[Stored data entries]
# # # # # # #
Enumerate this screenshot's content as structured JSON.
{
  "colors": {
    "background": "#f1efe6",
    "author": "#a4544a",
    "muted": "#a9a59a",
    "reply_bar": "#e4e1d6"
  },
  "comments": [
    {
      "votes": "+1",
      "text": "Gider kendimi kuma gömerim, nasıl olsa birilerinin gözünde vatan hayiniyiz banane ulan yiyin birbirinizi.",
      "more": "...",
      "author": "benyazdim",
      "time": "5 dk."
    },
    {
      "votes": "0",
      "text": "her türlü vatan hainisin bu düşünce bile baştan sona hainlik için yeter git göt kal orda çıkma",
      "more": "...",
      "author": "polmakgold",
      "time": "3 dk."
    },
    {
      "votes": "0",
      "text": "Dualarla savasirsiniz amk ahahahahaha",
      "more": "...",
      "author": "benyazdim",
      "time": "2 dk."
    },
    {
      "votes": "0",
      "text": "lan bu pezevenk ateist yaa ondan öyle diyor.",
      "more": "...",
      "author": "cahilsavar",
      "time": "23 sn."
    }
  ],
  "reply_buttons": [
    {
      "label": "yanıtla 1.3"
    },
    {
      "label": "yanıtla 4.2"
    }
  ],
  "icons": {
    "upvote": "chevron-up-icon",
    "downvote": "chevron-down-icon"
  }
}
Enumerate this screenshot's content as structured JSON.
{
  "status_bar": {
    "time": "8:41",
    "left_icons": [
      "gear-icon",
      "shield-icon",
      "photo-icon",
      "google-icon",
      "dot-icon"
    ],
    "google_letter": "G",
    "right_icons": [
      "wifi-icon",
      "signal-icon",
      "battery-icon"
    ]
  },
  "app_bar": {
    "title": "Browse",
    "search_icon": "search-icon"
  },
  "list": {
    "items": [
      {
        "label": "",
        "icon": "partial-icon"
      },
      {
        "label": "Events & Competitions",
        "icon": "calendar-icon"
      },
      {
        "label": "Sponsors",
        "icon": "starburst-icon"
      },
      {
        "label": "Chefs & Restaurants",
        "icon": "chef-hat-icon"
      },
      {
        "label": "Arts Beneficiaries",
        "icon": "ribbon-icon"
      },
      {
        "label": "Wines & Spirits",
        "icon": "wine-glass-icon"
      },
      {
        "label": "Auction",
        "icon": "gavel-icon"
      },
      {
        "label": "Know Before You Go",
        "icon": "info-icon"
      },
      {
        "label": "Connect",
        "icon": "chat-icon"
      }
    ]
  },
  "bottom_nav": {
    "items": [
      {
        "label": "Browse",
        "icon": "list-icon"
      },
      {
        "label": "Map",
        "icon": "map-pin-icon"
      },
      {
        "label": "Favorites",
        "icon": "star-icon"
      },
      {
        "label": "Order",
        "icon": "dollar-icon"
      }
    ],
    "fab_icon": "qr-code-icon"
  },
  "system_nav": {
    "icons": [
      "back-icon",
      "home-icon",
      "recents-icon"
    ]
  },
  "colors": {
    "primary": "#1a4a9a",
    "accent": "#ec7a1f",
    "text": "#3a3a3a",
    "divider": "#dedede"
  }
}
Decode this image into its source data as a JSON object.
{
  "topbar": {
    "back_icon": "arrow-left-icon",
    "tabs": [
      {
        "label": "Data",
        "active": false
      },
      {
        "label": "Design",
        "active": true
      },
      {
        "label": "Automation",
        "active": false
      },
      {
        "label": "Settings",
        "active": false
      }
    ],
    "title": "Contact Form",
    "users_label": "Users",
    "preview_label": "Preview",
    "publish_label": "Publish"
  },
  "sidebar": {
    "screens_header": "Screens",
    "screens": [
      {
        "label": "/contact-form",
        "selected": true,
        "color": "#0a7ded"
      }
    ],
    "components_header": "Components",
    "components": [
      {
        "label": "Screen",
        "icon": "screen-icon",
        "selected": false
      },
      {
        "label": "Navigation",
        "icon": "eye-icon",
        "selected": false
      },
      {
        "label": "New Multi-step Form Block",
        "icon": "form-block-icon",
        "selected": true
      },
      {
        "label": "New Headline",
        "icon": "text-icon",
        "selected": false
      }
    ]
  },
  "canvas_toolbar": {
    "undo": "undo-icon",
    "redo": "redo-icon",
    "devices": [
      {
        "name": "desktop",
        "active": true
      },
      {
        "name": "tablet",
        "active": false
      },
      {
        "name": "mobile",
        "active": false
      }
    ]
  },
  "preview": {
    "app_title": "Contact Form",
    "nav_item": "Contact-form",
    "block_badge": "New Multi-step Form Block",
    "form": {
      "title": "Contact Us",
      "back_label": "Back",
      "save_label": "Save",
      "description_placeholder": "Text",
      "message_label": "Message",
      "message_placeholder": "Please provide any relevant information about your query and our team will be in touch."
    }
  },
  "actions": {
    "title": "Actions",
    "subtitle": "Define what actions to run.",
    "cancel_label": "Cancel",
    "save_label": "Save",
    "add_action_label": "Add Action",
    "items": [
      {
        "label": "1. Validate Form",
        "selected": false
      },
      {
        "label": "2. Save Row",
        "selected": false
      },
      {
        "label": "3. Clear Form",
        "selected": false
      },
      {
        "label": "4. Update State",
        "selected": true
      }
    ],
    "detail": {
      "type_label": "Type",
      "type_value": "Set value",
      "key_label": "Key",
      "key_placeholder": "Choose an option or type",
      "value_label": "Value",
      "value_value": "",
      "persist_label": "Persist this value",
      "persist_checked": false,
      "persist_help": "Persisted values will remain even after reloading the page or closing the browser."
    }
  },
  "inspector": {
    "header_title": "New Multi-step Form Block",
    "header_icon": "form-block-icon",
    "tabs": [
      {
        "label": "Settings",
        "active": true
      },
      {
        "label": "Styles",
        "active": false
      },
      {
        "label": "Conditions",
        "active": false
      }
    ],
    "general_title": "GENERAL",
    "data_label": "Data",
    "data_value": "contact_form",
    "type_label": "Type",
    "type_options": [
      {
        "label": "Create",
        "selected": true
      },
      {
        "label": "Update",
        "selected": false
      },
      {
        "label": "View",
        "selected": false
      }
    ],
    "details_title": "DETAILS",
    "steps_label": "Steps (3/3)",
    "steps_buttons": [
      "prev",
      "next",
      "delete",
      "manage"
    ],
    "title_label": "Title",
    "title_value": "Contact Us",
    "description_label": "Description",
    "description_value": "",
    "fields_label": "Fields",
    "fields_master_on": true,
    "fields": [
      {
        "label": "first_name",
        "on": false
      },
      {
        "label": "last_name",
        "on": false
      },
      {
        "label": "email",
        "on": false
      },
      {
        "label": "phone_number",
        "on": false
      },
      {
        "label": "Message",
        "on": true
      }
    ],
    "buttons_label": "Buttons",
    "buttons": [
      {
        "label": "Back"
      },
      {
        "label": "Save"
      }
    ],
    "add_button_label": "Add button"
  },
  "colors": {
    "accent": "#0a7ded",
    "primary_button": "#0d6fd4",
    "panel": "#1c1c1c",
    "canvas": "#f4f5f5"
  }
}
# # # # # # #
Prompt - Only lines that contain the word "Multi" are wanted; copy each of them.

Task response -
        "label": "New Multi-step Form Block",
    "block_badge": "New Multi-step Form Block",
    "header_title": "New Multi-step Form Block",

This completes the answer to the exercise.